* Brief
Arrange the entries below as a JSON list of strings, with one string per line and no blank lines. Begin at the very first line and stop after the line that contains "chart-title-divider — [22, 124, 790, 125]".

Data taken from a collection
* * * * *

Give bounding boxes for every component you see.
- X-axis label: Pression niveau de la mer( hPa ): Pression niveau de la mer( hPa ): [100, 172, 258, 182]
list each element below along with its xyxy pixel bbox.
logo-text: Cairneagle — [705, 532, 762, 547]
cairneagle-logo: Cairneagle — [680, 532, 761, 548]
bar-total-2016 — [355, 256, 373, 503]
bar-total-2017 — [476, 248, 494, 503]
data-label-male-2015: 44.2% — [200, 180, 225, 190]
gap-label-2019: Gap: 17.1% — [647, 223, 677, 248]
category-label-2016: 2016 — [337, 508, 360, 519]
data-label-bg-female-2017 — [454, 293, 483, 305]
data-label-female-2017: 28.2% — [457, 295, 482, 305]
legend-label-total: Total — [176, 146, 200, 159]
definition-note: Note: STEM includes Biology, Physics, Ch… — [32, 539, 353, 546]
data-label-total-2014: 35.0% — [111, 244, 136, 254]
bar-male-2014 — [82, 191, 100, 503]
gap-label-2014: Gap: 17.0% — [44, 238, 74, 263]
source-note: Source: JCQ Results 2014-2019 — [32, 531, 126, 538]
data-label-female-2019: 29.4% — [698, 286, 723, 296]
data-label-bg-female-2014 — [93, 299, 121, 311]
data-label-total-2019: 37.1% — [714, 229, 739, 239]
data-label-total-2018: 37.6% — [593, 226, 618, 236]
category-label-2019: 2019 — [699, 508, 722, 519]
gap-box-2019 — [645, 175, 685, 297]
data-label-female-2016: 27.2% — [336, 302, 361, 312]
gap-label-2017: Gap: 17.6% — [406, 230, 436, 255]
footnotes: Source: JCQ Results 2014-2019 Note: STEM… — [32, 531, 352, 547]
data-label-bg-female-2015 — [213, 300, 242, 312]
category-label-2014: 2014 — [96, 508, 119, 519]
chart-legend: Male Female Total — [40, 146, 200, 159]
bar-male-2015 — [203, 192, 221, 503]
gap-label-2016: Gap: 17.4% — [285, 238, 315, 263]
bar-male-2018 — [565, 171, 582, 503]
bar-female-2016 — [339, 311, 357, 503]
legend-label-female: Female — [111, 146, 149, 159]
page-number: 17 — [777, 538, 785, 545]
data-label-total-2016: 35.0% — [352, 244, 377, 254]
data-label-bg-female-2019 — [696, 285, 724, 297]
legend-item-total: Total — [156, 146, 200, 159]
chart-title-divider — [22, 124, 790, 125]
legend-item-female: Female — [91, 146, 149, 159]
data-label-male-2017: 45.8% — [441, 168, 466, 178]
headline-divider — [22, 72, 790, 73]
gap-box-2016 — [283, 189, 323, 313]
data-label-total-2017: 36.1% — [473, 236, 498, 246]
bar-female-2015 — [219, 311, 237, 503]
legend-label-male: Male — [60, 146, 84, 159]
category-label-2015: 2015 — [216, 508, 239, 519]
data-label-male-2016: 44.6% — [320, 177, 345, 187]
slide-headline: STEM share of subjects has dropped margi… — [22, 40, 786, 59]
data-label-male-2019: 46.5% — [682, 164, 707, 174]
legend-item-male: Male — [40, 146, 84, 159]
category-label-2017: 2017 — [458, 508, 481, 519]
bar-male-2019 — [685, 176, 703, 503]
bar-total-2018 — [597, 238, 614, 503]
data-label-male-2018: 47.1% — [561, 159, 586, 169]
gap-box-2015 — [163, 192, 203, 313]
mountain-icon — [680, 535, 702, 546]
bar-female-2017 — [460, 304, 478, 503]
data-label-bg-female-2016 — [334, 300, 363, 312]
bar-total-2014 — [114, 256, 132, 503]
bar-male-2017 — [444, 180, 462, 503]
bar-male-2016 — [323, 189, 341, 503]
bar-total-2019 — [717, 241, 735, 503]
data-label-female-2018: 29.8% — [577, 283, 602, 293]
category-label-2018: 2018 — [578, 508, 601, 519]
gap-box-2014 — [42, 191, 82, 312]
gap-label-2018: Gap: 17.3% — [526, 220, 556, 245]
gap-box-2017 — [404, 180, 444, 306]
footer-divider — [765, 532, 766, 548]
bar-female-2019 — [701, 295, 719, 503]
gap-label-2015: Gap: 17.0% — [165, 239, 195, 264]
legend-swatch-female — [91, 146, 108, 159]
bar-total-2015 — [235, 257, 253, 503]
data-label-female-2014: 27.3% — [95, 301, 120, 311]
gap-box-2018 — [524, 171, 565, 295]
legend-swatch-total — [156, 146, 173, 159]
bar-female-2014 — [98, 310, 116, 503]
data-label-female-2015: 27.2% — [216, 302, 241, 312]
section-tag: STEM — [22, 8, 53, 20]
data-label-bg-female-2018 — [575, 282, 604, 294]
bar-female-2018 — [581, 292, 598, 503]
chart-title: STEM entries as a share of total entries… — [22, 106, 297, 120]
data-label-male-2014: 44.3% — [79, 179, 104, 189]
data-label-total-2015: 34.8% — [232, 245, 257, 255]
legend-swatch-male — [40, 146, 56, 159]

* * * * *

* Output below
[
  "Give bounding boxes for every component you see.",
  "- X-axis label: Pression niveau de la mer( hPa ): Pression niveau de la mer( hPa ): [100, 172, 258, 182]",
  "list each element below along with its xyxy pixel bbox.",
  "logo-text: Cairneagle — [705, 532, 762, 547]",
  "cairneagle-logo: Cairneagle — [680, 532, 761, 548]",
  "bar-total-2016 — [355, 256, 373, 503]",
  "bar-total-2017 — [476, 248, 494, 503]",
  "data-label-male-2015: 44.2% — [200, 180, 225, 190]",
  "gap-label-2019: Gap: 17.1% — [647, 223, 677, 248]",
  "category-label-2016: 2016 — [337, 508, 360, 519]",
  "data-label-bg-female-2017 — [454, 293, 483, 305]",
  "data-label-female-2017: 28.2% — [457, 295, 482, 305]",
  "legend-label-total: Total — [176, 146, 200, 159]",
  "definition-note: Note: STEM includes Biology, Physics, Ch… — [32, 539, 353, 546]",
  "data-label-total-2014: 35.0% — [111, 244, 136, 254]",
  "bar-male-2014 — [82, 191, 100, 503]",
  "gap-label-2014: Gap: 17.0% — [44, 238, 74, 263]",
  "source-note: Source: JCQ Results 2014-2019 — [32, 531, 126, 538]",
  "data-label-female-2019: 29.4% — [698, 286, 723, 296]",
  "data-label-bg-female-2014 — [93, 299, 121, 311]",
  "data-label-total-2019: 37.1% — [714, 229, 739, 239]",
  "data-label-total-2018: 37.6% — [593, 226, 618, 236]",
  "category-label-2019: 2019 — [699, 508, 722, 519]",
  "gap-box-2019 — [645, 175, 685, 297]",
  "data-label-female-2016: 27.2% — [336, 302, 361, 312]",
  "gap-label-2017: Gap: 17.6% — [406, 230, 436, 255]",
  "footnotes: Source: JCQ Results 2014-2019 Note: STEM… — [32, 531, 352, 547]",
  "data-label-bg-female-2015 — [213, 300, 242, 312]",
  "category-label-2014: 2014 — [96, 508, 119, 519]",
  "chart-legend: Male Female Total — [40, 146, 200, 159]",
  "bar-male-2015 — [203, 192, 221, 503]",
  "gap-label-2016: Gap: 17.4% — [285, 238, 315, 263]",
  "bar-male-2018 — [565, 171, 582, 503]",
  "bar-female-2016 — [339, 311, 357, 503]",
  "legend-label-female: Female — [111, 146, 149, 159]",
  "page-number: 17 — [777, 538, 785, 545]",
  "data-label-total-2016: 35.0% — [352, 244, 377, 254]",
  "data-label-bg-female-2019 — [696, 285, 724, 297]",
  "legend-item-total: Total — [156, 146, 200, 159]",
  "chart-title-divider — [22, 124, 790, 125]"
]